• **Input records**
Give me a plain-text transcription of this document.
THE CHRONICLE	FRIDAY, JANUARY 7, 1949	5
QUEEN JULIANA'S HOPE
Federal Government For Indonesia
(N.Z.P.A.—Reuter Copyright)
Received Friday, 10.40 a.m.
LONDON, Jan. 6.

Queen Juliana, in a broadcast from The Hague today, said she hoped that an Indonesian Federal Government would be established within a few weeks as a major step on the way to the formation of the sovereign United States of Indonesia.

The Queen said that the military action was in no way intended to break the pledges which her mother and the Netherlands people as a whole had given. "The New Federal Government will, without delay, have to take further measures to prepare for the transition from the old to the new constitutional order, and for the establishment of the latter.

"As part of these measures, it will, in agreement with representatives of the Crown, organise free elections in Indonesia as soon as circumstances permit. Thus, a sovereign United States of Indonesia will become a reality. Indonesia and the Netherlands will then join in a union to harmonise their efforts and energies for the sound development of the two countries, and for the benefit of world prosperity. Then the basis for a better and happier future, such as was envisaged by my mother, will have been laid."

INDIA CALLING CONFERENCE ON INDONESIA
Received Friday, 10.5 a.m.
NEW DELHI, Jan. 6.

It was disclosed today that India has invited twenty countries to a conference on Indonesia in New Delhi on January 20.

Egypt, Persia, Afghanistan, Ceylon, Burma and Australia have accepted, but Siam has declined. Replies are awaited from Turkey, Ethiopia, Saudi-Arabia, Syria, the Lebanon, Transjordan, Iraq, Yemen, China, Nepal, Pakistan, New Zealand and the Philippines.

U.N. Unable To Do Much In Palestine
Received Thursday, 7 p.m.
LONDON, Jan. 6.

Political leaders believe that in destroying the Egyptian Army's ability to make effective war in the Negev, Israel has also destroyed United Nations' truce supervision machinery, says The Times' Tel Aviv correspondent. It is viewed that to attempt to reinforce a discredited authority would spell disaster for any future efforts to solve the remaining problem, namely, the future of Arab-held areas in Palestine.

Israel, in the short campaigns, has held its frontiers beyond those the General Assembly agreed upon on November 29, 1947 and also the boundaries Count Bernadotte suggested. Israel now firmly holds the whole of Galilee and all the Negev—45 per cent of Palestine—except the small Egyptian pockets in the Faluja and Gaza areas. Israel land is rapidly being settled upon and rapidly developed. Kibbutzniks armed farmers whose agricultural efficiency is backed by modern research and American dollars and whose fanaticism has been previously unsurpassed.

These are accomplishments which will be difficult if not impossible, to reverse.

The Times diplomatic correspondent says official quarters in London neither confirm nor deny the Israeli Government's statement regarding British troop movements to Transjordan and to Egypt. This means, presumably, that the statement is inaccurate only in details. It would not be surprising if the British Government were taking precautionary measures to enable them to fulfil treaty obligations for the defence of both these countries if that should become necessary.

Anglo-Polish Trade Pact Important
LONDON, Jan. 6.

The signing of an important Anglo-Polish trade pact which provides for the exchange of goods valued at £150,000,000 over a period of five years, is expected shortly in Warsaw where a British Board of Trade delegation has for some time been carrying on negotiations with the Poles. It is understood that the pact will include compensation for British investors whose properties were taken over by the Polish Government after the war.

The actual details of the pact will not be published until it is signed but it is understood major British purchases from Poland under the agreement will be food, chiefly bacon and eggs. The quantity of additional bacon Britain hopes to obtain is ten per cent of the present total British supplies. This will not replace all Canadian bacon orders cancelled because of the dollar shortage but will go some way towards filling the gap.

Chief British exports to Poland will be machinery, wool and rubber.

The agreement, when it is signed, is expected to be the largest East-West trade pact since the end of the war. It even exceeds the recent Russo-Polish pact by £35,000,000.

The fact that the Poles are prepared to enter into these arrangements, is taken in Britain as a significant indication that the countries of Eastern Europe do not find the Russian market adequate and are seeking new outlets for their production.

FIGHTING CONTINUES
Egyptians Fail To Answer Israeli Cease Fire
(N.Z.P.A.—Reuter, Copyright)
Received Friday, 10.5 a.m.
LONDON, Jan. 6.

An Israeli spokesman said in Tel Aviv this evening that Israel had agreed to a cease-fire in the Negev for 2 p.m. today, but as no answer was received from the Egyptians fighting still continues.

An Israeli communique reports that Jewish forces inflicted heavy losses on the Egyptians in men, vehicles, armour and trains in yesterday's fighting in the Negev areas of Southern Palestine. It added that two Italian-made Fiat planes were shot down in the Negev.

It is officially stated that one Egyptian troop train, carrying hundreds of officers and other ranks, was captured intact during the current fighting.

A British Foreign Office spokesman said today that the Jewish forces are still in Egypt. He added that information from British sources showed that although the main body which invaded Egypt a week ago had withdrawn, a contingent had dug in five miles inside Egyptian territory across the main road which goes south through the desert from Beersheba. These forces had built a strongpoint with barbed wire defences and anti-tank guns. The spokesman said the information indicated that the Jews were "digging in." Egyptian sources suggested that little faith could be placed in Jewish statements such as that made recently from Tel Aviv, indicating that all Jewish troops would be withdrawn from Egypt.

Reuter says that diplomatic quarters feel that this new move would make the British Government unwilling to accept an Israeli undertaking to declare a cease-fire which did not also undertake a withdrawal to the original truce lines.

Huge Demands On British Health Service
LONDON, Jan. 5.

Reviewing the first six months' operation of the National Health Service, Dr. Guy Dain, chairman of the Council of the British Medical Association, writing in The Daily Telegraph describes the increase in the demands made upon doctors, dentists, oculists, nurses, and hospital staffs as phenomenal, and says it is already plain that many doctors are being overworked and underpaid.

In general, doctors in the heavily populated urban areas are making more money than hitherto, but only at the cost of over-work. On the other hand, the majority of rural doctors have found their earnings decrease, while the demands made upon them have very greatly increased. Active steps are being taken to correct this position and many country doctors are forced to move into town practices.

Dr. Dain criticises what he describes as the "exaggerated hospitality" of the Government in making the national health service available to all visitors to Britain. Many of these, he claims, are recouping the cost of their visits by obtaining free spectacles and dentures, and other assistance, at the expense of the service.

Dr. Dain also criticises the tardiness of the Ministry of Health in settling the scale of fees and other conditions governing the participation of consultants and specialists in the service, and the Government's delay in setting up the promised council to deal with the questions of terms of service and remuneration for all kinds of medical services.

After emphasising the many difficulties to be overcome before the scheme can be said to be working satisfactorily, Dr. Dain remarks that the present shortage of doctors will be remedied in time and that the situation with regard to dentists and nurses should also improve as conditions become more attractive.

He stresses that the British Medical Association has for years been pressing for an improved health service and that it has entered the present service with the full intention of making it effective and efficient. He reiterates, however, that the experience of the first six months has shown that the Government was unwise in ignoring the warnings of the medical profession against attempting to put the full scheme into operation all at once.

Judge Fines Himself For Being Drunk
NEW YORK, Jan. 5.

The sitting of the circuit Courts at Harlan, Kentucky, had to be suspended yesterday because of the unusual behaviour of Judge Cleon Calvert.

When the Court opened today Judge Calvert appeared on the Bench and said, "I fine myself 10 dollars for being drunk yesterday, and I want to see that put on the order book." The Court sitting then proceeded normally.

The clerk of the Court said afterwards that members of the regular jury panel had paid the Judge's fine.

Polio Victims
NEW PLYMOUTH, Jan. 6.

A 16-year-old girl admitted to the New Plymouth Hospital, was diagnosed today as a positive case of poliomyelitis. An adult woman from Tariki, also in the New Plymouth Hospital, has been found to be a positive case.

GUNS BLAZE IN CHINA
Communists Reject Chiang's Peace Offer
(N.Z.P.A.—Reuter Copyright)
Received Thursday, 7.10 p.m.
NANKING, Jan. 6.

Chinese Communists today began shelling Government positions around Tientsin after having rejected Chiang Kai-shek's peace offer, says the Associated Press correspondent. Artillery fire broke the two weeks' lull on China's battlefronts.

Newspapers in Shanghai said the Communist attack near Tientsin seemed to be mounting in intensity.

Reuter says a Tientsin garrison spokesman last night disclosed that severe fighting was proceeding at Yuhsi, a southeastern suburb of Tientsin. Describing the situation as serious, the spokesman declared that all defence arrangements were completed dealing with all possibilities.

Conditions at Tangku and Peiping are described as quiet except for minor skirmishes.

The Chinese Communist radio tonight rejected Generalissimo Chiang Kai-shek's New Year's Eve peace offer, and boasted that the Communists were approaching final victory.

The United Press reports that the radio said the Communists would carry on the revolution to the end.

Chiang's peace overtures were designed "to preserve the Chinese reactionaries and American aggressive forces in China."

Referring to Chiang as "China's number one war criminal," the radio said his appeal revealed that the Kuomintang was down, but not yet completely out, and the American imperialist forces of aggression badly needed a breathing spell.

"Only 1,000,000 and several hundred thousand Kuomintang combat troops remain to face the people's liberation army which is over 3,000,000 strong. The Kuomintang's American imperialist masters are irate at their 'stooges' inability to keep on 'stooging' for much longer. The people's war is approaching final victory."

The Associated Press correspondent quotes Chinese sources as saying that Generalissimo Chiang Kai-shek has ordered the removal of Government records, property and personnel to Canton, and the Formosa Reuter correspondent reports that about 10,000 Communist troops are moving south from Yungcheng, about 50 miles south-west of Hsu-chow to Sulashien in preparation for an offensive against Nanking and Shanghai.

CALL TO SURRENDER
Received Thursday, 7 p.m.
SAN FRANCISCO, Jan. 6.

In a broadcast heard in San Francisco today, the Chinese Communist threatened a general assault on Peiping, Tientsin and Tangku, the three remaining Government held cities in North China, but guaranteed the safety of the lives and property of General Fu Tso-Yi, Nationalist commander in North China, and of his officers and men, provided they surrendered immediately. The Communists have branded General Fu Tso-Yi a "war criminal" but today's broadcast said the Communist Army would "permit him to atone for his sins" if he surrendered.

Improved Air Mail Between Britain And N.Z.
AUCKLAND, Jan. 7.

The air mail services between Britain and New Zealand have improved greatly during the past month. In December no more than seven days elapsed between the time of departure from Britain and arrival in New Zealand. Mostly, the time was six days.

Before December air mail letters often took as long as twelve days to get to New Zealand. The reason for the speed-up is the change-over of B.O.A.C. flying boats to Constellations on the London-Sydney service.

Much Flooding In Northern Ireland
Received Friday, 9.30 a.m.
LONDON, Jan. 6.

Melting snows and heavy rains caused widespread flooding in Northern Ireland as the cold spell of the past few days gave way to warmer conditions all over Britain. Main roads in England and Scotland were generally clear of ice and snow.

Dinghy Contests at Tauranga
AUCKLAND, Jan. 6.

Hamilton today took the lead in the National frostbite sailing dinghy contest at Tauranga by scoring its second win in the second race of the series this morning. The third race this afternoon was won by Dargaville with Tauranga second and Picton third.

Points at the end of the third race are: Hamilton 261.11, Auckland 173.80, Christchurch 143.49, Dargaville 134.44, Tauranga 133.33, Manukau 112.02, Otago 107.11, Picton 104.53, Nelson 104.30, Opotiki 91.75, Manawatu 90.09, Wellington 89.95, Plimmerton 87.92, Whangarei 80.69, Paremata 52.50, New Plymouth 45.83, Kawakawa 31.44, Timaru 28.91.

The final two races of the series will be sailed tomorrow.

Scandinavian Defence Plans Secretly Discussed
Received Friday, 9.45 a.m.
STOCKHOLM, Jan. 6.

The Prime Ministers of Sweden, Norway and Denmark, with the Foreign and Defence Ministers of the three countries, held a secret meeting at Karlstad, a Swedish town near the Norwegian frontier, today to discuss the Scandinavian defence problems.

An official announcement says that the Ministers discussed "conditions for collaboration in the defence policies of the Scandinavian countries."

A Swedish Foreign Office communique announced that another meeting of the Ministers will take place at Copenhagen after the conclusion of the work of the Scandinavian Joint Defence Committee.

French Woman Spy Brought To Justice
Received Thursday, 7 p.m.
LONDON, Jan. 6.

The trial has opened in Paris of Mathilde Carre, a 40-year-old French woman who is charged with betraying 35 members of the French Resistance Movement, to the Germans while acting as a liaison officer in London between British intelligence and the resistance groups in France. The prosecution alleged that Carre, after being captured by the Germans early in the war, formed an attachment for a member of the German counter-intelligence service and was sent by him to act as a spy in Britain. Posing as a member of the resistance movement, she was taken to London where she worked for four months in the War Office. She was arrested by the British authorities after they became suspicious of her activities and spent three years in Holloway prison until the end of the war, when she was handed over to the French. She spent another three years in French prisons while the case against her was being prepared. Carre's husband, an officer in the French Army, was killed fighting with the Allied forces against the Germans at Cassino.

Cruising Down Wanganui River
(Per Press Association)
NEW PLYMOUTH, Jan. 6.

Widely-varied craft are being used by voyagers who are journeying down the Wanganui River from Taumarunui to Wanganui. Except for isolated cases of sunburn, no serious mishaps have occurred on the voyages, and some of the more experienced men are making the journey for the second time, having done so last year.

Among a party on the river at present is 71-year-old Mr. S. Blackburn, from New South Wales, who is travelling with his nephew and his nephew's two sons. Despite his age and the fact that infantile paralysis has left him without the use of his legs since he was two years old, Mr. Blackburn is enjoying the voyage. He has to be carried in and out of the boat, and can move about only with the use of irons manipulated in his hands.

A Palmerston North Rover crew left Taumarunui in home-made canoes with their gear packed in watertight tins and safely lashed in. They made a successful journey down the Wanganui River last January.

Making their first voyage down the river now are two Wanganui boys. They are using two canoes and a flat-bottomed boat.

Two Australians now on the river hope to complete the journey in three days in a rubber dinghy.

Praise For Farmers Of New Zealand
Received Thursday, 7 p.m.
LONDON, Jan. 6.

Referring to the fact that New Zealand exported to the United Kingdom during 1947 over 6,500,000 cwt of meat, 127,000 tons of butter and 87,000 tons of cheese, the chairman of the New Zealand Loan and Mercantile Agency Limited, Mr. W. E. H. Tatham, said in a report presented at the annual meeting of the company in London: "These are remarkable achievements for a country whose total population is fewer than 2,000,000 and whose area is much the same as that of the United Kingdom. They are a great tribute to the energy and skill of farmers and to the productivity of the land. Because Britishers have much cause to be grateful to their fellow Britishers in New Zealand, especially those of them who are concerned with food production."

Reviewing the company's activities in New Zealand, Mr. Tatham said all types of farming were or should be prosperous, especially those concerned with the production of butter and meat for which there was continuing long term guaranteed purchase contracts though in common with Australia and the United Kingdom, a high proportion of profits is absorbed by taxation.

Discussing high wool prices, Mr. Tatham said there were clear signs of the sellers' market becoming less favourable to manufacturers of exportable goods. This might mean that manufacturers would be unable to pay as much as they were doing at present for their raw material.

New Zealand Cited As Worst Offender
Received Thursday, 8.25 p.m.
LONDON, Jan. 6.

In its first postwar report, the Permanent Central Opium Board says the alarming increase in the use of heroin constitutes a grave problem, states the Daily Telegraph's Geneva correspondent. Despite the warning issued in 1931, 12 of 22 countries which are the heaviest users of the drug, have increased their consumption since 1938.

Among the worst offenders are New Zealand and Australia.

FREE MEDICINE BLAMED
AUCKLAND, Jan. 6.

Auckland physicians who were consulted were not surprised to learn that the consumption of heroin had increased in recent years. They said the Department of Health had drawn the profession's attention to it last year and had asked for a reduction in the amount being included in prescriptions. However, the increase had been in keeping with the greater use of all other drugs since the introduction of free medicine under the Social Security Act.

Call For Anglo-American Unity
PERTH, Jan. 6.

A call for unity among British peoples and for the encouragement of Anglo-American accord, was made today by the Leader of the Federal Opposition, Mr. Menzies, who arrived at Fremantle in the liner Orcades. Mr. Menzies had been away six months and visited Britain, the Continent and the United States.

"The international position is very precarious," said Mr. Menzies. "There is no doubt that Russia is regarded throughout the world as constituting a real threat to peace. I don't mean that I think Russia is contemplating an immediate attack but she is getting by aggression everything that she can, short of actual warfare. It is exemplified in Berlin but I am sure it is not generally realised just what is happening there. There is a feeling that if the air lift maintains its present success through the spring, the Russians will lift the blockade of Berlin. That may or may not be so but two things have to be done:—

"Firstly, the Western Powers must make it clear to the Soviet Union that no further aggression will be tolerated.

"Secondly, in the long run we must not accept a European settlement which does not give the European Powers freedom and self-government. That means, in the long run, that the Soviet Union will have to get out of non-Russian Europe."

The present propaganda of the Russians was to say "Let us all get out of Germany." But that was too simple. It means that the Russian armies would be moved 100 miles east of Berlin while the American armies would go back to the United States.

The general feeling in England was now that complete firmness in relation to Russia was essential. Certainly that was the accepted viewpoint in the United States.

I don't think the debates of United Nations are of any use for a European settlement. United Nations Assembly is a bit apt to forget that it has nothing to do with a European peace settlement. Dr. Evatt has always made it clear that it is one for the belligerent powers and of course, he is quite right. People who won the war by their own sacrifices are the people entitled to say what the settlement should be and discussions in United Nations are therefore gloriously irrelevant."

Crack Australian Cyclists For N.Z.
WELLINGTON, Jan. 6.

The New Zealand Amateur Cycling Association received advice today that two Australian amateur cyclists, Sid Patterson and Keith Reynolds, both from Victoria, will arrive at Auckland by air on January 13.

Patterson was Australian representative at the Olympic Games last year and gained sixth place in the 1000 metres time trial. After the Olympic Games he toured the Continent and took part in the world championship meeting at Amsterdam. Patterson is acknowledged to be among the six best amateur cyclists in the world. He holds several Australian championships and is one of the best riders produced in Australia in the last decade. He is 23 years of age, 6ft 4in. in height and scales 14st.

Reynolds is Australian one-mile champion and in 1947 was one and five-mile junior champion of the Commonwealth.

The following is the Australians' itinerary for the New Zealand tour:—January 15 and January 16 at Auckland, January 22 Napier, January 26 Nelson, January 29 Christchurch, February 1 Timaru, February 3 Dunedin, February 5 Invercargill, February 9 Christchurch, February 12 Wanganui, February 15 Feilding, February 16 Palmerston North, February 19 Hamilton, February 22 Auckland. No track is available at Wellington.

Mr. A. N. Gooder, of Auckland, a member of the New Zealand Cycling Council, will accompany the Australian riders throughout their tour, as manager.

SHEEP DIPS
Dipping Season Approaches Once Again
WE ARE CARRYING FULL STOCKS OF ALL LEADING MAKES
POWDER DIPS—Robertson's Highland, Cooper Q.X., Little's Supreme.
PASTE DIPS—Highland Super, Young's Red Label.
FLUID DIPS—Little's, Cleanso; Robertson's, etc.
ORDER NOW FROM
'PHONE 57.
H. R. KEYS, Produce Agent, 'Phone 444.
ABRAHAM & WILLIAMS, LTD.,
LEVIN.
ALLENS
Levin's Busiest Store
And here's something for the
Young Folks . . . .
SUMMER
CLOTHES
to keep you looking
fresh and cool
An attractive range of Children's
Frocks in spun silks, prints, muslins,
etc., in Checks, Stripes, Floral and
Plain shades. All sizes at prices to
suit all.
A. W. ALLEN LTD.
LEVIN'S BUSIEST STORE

• **What you will do**
Report each line of the material above where the word "England" appears.

• **Full output**
Melting snows and heavy rains caused widespread flooding in Northern Ireland as the cold spell of the past few days gave way to warmer conditions all over Britain. Main roads in England and Scotland were generally clear of ice and snow.
The general feeling in England was now that complete firmness in relation to Russia was essential. Certainly that was the accepted viewpoint in the United States.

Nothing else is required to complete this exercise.